* BEGIN Task inputs *

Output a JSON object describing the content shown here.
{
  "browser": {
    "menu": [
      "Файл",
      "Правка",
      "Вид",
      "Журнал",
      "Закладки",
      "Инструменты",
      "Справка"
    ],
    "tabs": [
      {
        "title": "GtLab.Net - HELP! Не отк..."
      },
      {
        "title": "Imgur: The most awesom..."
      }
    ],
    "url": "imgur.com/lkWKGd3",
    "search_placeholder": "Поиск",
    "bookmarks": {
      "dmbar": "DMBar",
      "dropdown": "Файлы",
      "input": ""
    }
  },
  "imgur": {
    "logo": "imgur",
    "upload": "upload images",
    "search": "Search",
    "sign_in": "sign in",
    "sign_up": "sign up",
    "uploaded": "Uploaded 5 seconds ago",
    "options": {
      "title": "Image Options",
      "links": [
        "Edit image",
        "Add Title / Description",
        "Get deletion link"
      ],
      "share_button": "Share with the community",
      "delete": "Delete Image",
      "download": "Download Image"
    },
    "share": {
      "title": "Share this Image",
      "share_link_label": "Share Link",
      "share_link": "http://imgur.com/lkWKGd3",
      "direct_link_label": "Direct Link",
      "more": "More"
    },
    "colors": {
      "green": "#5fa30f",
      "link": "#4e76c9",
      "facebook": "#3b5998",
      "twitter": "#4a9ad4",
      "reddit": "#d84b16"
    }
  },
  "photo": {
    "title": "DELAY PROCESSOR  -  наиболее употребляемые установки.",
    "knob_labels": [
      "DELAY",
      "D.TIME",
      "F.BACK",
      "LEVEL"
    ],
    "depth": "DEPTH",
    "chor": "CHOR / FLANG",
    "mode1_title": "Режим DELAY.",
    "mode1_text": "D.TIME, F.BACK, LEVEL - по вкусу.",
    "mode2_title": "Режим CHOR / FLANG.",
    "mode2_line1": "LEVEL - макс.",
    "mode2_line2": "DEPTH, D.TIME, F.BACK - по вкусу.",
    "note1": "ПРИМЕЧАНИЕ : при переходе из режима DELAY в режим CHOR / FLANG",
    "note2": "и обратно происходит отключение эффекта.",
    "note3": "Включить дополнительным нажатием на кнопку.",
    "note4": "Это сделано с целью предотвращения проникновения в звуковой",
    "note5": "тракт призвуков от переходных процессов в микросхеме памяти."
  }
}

* END Task inputs *

Going over the lines above, work out how many include "вкусу", then give only that number.

2